• **WRITTEN TASK**:
Word for word, repeat the entries, minus the pictures.
--- Begin DATA ROWS ---
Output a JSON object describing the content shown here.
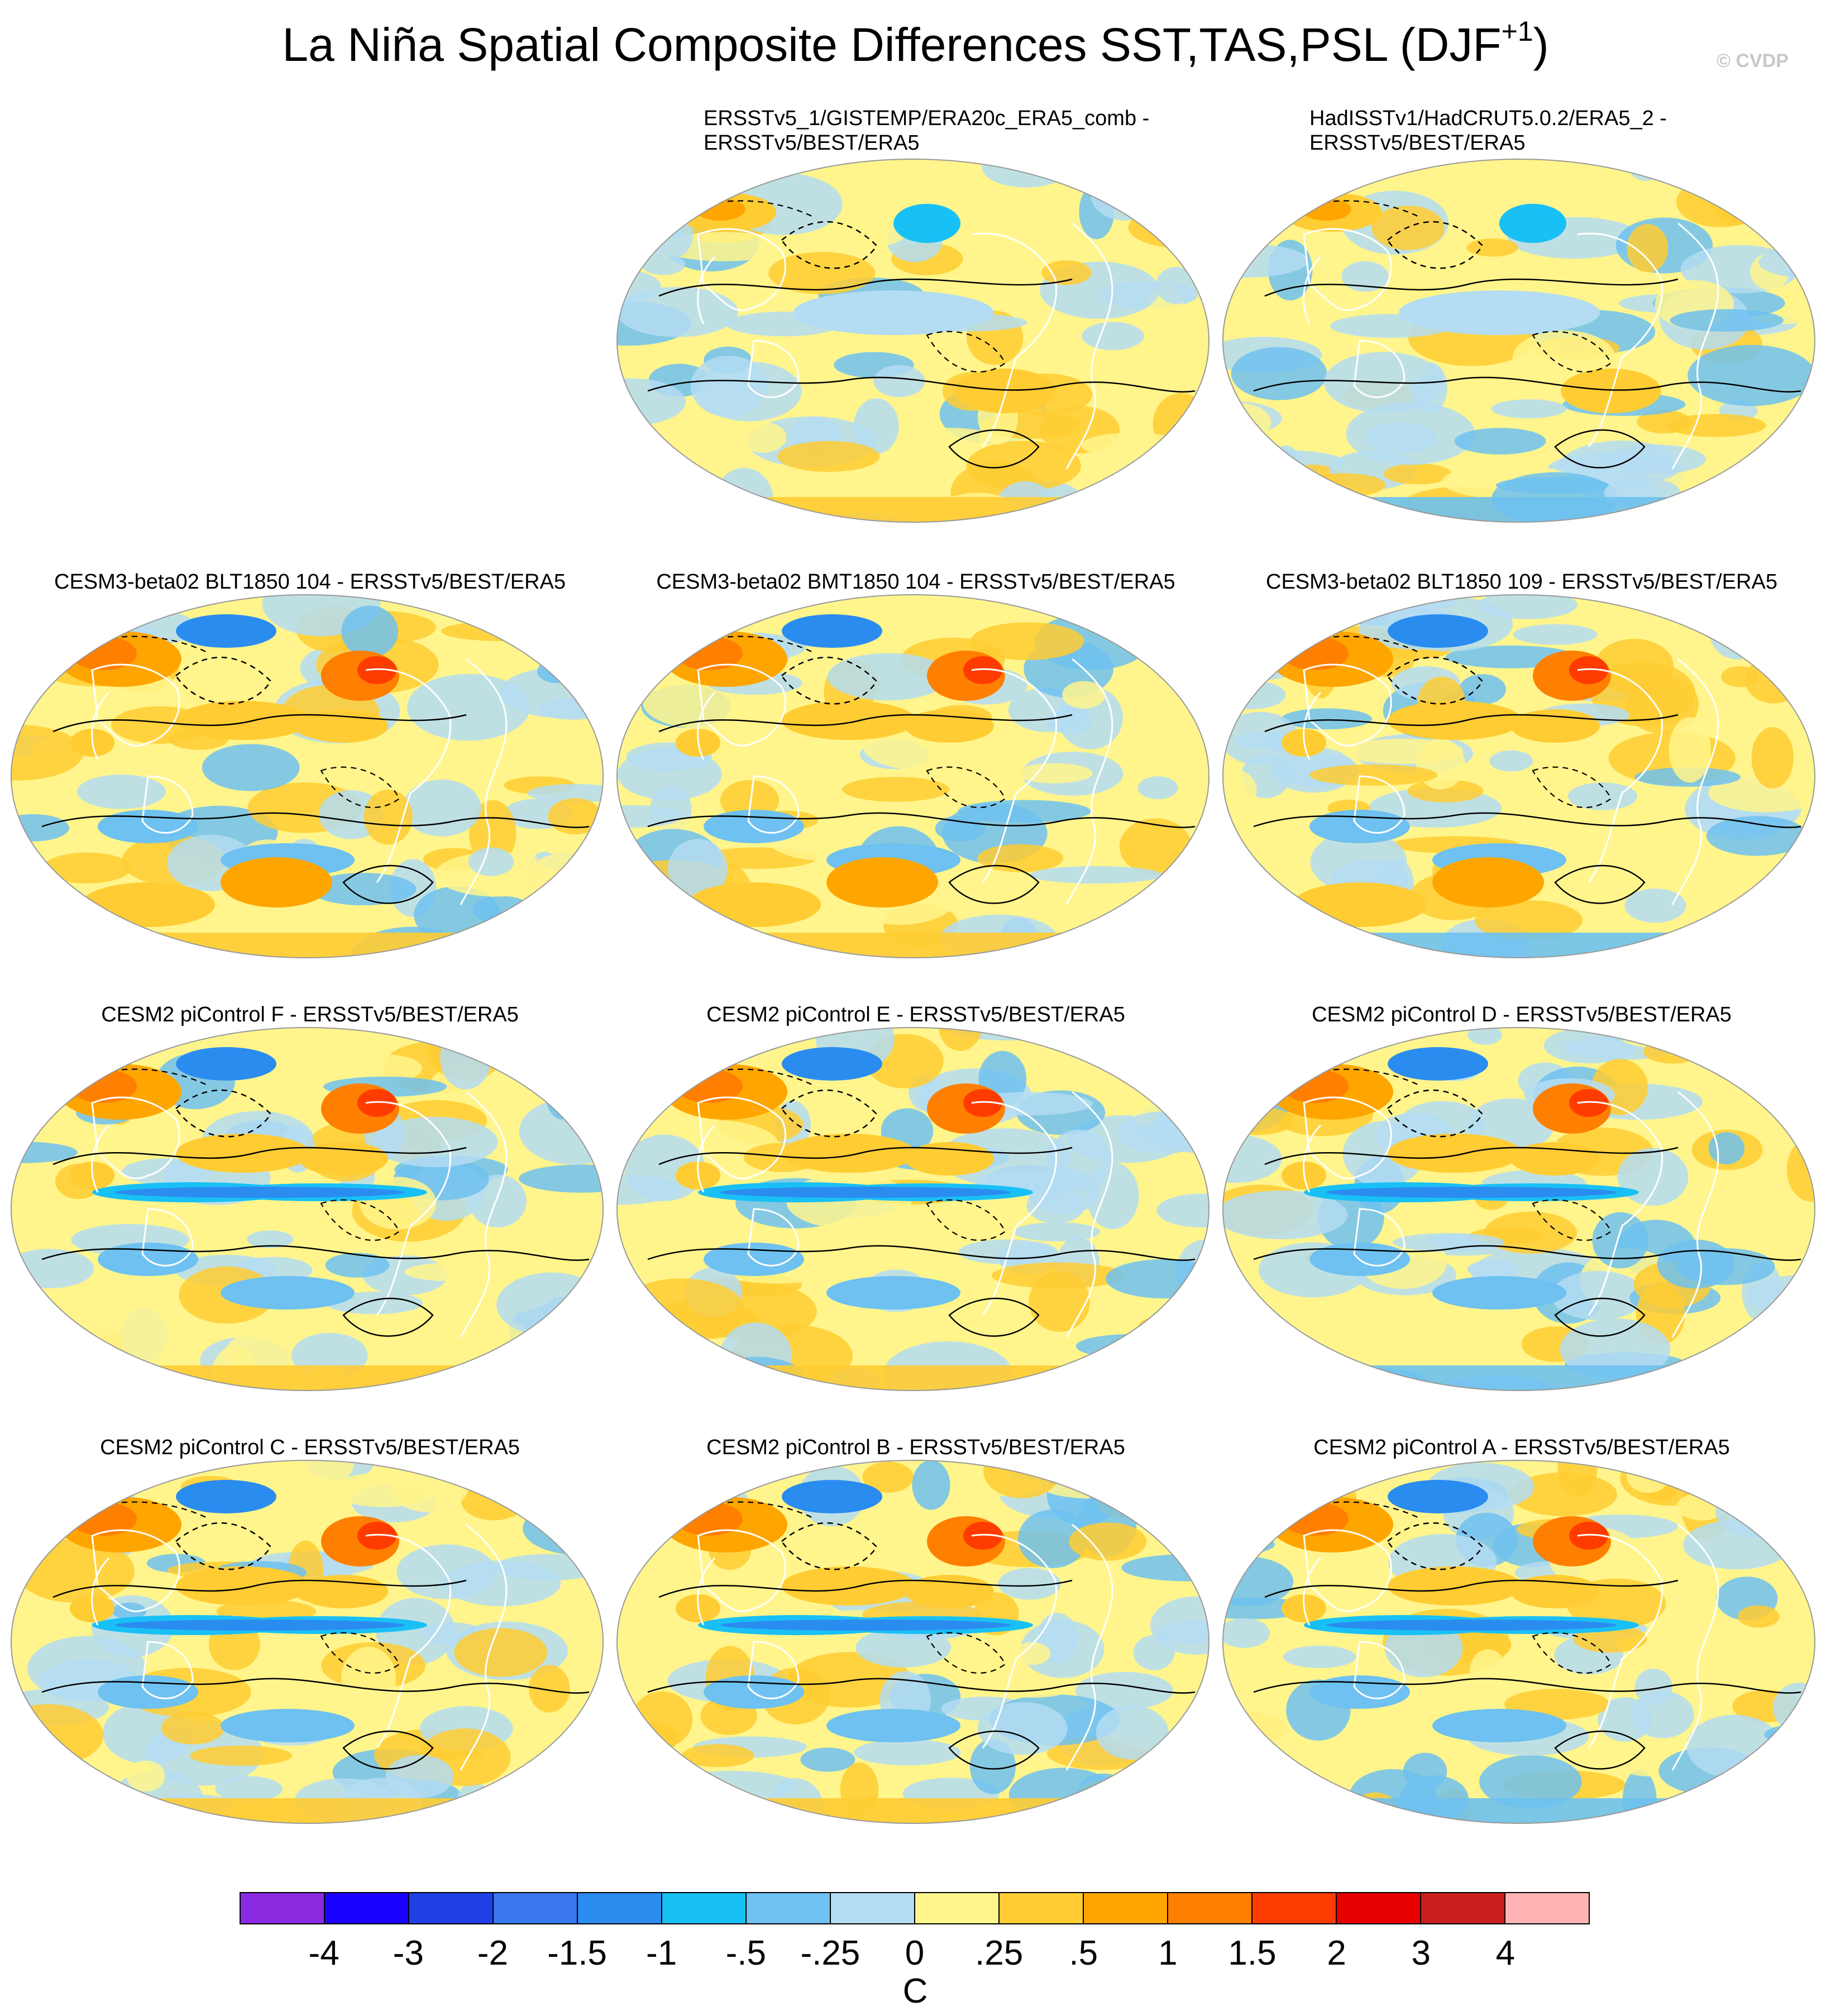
{
  "title": {
    "main": "La Niña Spatial Composite Differences SST,TAS,PSL (DJF",
    "sup": "+1",
    "close": ")",
    "watermark": "© CVDP"
  },
  "panels": [
    {
      "title_lines": [
        "ERSSTv5_1/GISTEMP/ERA20c_ERA5_comb -",
        "ERSSTv5/BEST/ERA5"
      ],
      "pattern": "obs"
    },
    {
      "title_lines": [
        "HadISSTv1/HadCRUT5.0.2/ERA5_2 -",
        "ERSSTv5/BEST/ERA5"
      ],
      "pattern": "obs"
    },
    {
      "title_lines": [
        "CESM3-beta02 BLT1850 104 - ERSSTv5/BEST/ERA5"
      ],
      "pattern": "model"
    },
    {
      "title_lines": [
        "CESM3-beta02 BMT1850 104 - ERSSTv5/BEST/ERA5"
      ],
      "pattern": "model"
    },
    {
      "title_lines": [
        "CESM3-beta02 BLT1850 109 - ERSSTv5/BEST/ERA5"
      ],
      "pattern": "model"
    },
    {
      "title_lines": [
        "CESM2 piControl F - ERSSTv5/BEST/ERA5"
      ],
      "pattern": "cesm2"
    },
    {
      "title_lines": [
        "CESM2 piControl E - ERSSTv5/BEST/ERA5"
      ],
      "pattern": "cesm2"
    },
    {
      "title_lines": [
        "CESM2 piControl D - ERSSTv5/BEST/ERA5"
      ],
      "pattern": "cesm2"
    },
    {
      "title_lines": [
        "CESM2 piControl C - ERSSTv5/BEST/ERA5"
      ],
      "pattern": "cesm2"
    },
    {
      "title_lines": [
        "CESM2 piControl B - ERSSTv5/BEST/ERA5"
      ],
      "pattern": "cesm2"
    },
    {
      "title_lines": [
        "CESM2 piControl A - ERSSTv5/BEST/ERA5"
      ],
      "pattern": "cesm2"
    }
  ],
  "chart_data": {
    "type": "heatmap",
    "title": "La Niña Spatial Composite Differences SST,TAS,PSL (DJF+1)",
    "projection": "Robinson (global)",
    "fields": [
      "SST/TAS difference (color shading)",
      "PSL difference (black contours; dashed negative)"
    ],
    "colorbar": {
      "unit": "C",
      "tick_labels": [
        "-4",
        "-3",
        "-2",
        "-1.5",
        "-1",
        "-.5",
        "-.25",
        "0",
        ".25",
        ".5",
        "1",
        "1.5",
        "2",
        "3",
        "4"
      ],
      "levels": [
        -4,
        -3,
        -2,
        -1.5,
        -1,
        -0.5,
        -0.25,
        0,
        0.25,
        0.5,
        1,
        1.5,
        2,
        3,
        4
      ],
      "colors": [
        "#8a2be2",
        "#1a00ff",
        "#2040e6",
        "#3a78ee",
        "#2b8cf0",
        "#19c0f5",
        "#6ec1f0",
        "#b4dcf2",
        "#fff58c",
        "#ffcc33",
        "#ffa500",
        "#ff7f00",
        "#ff3c00",
        "#e60000",
        "#c81e1e",
        "#ffb3b3"
      ]
    }
  }
}
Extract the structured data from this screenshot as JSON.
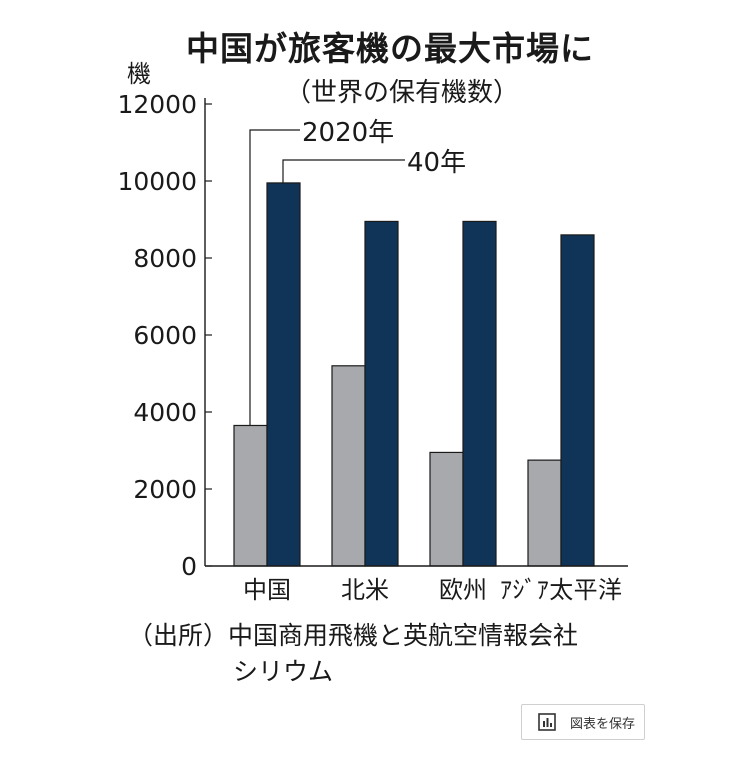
{
  "chart_data": {
    "type": "bar",
    "title": "中国が旅客機の最大市場に",
    "subtitle": "（世界の保有機数）",
    "ylabel": "機",
    "categories": [
      "中国",
      "北米",
      "欧州",
      "ｱｼﾞｱ太平洋"
    ],
    "series": [
      {
        "name": "2020年",
        "color": "#a7a9ac",
        "values": [
          3650,
          5200,
          2950,
          2750
        ]
      },
      {
        "name": "40年",
        "color": "#0f3457",
        "values": [
          9950,
          8950,
          8950,
          8600
        ]
      }
    ],
    "ylim": [
      0,
      12000
    ],
    "yticks": [
      "0",
      "2000",
      "4000",
      "6000",
      "8000",
      "10000",
      "12000"
    ],
    "source_line1": "（出所）中国商用飛機と英航空情報会社",
    "source_line2": "シリウム"
  },
  "save_button": {
    "label": "図表を保存",
    "icon": "bar-chart-icon"
  }
}
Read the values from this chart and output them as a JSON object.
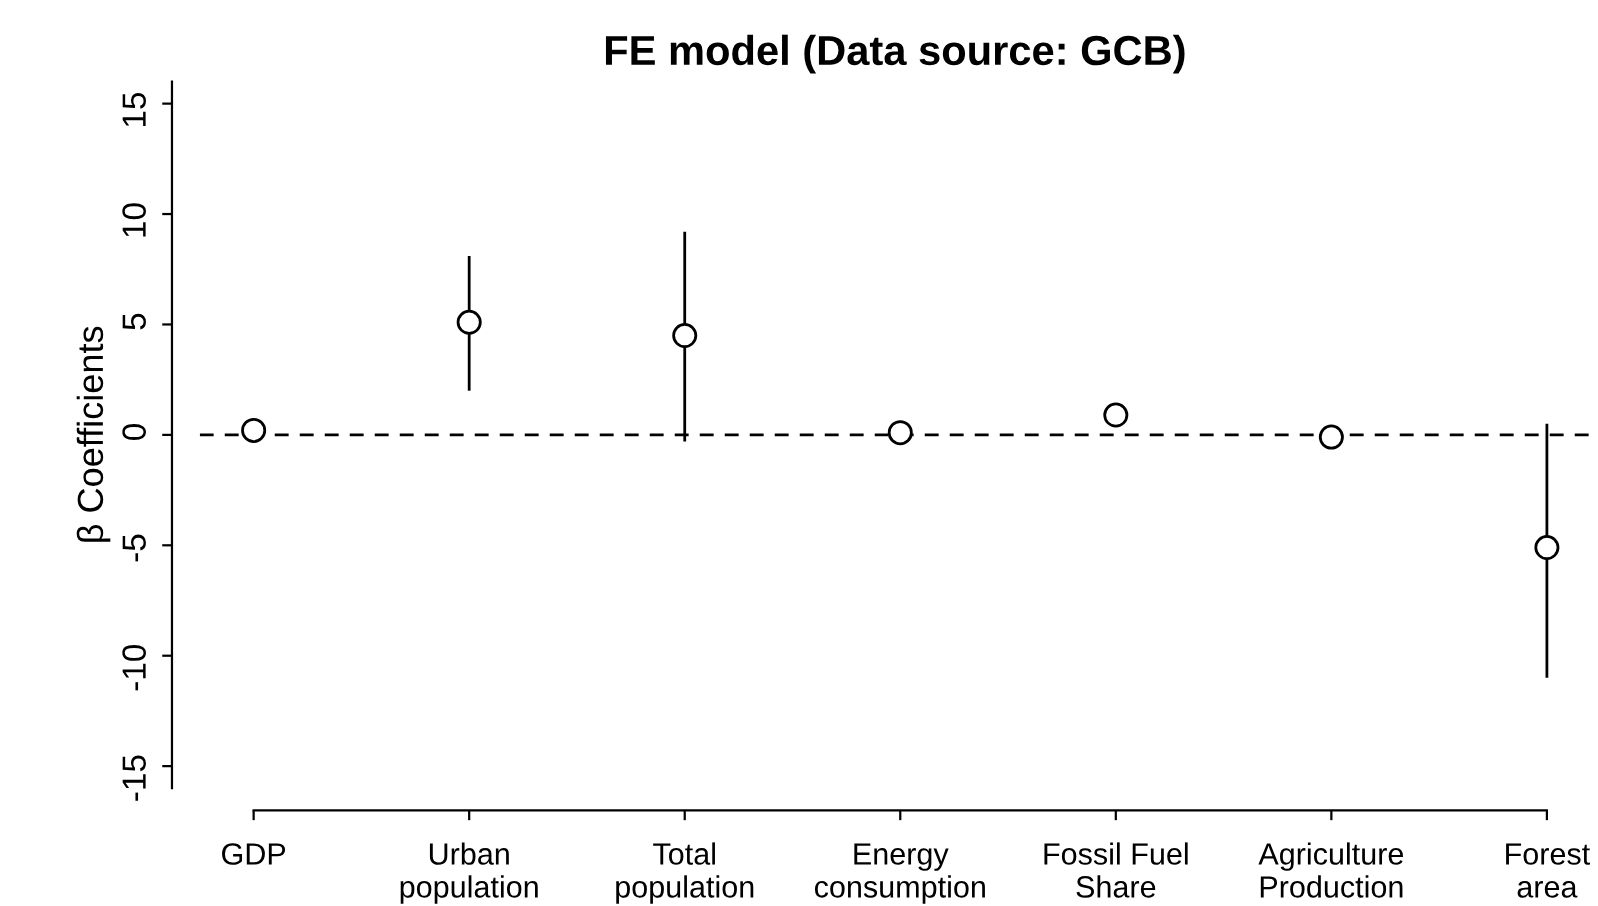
{
  "chart_data": {
    "type": "scatter",
    "title": "FE model (Data source: GCB)",
    "ylabel": "β Coefficients",
    "categories": [
      "GDP",
      "Urban\npopulation",
      "Total\npopulation",
      "Energy\nconsumption",
      "Fossil Fuel\nShare",
      "Agriculture\nProduction",
      "Forest\narea"
    ],
    "values": [
      0.2,
      5.1,
      4.5,
      0.1,
      0.9,
      -0.1,
      -5.1
    ],
    "errors": [
      null,
      [
        2.0,
        8.1
      ],
      [
        -0.3,
        9.2
      ],
      null,
      null,
      null,
      [
        -11.0,
        0.5
      ]
    ],
    "color": "#000000",
    "marker": "circle",
    "ylim": [
      -16,
      16
    ],
    "yticks": [
      -15,
      -10,
      -5,
      0,
      5,
      10,
      15
    ],
    "grid": false,
    "ref_lines": [
      {
        "axis": "y",
        "value": 0,
        "line_style": "dashed",
        "color": "#000000"
      }
    ]
  }
}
--- End DATA ROWS ---
• **WORKED ANSWER**:
Output a JSON object describing the content shown here.
{
  "title": {
    "main": "La Niña Spatial Composite Differences SST,TAS,PSL (DJF",
    "sup": "+1",
    "close": ")",
    "watermark": "© CVDP"
  },
  "panels": [
    {
      "title_lines": [
        "ERSSTv5_1/GISTEMP/ERA20c_ERA5_comb -",
        "ERSSTv5/BEST/ERA5"
      ],
      "pattern": "obs"
    },
    {
      "title_lines": [
        "HadISSTv1/HadCRUT5.0.2/ERA5_2 -",
        "ERSSTv5/BEST/ERA5"
      ],
      "pattern": "obs"
    },
    {
      "title_lines": [
        "CESM3-beta02 BLT1850 104 - ERSSTv5/BEST/ERA5"
      ],
      "pattern": "model"
    },
    {
      "title_lines": [
        "CESM3-beta02 BMT1850 104 - ERSSTv5/BEST/ERA5"
      ],
      "pattern": "model"
    },
    {
      "title_lines": [
        "CESM3-beta02 BLT1850 109 - ERSSTv5/BEST/ERA5"
      ],
      "pattern": "model"
    },
    {
      "title_lines": [
        "CESM2 piControl F - ERSSTv5/BEST/ERA5"
      ],
      "pattern": "cesm2"
    },
    {
      "title_lines": [
        "CESM2 piControl E - ERSSTv5/BEST/ERA5"
      ],
      "pattern": "cesm2"
    },
    {
      "title_lines": [
        "CESM2 piControl D - ERSSTv5/BEST/ERA5"
      ],
      "pattern": "cesm2"
    },
    {
      "title_lines": [
        "CESM2 piControl C - ERSSTv5/BEST/ERA5"
      ],
      "pattern": "cesm2"
    },
    {
      "title_lines": [
        "CESM2 piControl B - ERSSTv5/BEST/ERA5"
      ],
      "pattern": "cesm2"
    },
    {
      "title_lines": [
        "CESM2 piControl A - ERSSTv5/BEST/ERA5"
      ],
      "pattern": "cesm2"
    }
  ],
  "chart_data": {
    "type": "heatmap",
    "title": "La Niña Spatial Composite Differences SST,TAS,PSL (DJF+1)",
    "projection": "Robinson (global)",
    "fields": [
      "SST/TAS difference (color shading)",
      "PSL difference (black contours; dashed negative)"
    ],
    "colorbar": {
      "unit": "C",
      "tick_labels": [
        "-4",
        "-3",
        "-2",
        "-1.5",
        "-1",
        "-.5",
        "-.25",
        "0",
        ".25",
        ".5",
        "1",
        "1.5",
        "2",
        "3",
        "4"
      ],
      "levels": [
        -4,
        -3,
        -2,
        -1.5,
        -1,
        -0.5,
        -0.25,
        0,
        0.25,
        0.5,
        1,
        1.5,
        2,
        3,
        4
      ],
      "colors": [
        "#8a2be2",
        "#1a00ff",
        "#2040e6",
        "#3a78ee",
        "#2b8cf0",
        "#19c0f5",
        "#6ec1f0",
        "#b4dcf2",
        "#fff58c",
        "#ffcc33",
        "#ffa500",
        "#ff7f00",
        "#ff3c00",
        "#e60000",
        "#c81e1e",
        "#ffb3b3"
      ]
    }
  }
}
Extract the structured data from this screenshot as JSON.
{
  "chart_data": {
    "type": "bar",
    "title": "中国が旅客機の最大市場に",
    "subtitle": "（世界の保有機数）",
    "ylabel": "機",
    "categories": [
      "中国",
      "北米",
      "欧州",
      "ｱｼﾞｱ太平洋"
    ],
    "series": [
      {
        "name": "2020年",
        "color": "#a7a9ac",
        "values": [
          3650,
          5200,
          2950,
          2750
        ]
      },
      {
        "name": "40年",
        "color": "#0f3457",
        "values": [
          9950,
          8950,
          8950,
          8600
        ]
      }
    ],
    "ylim": [
      0,
      12000
    ],
    "yticks": [
      "0",
      "2000",
      "4000",
      "6000",
      "8000",
      "10000",
      "12000"
    ],
    "source_line1": "（出所）中国商用飛機と英航空情報会社",
    "source_line2": "シリウム"
  },
  "save_button": {
    "label": "図表を保存",
    "icon": "bar-chart-icon"
  }
}
Read the values from this chart and output them as a JSON object.
{
  "chart_data": {
    "type": "scatter",
    "title": "FE model (Data source: GCB)",
    "ylabel": "β Coefficients",
    "categories": [
      "GDP",
      "Urban\npopulation",
      "Total\npopulation",
      "Energy\nconsumption",
      "Fossil Fuel\nShare",
      "Agriculture\nProduction",
      "Forest\narea"
    ],
    "values": [
      0.2,
      5.1,
      4.5,
      0.1,
      0.9,
      -0.1,
      -5.1
    ],
    "errors": [
      null,
      [
        2.0,
        8.1
      ],
      [
        -0.3,
        9.2
      ],
      null,
      null,
      null,
      [
        -11.0,
        0.5
      ]
    ],
    "color": "#000000",
    "marker": "circle",
    "ylim": [
      -16,
      16
    ],
    "yticks": [
      -15,
      -10,
      -5,
      0,
      5,
      10,
      15
    ],
    "grid": false,
    "ref_lines": [
      {
        "axis": "y",
        "value": 0,
        "line_style": "dashed",
        "color": "#000000"
      }
    ]
  }
}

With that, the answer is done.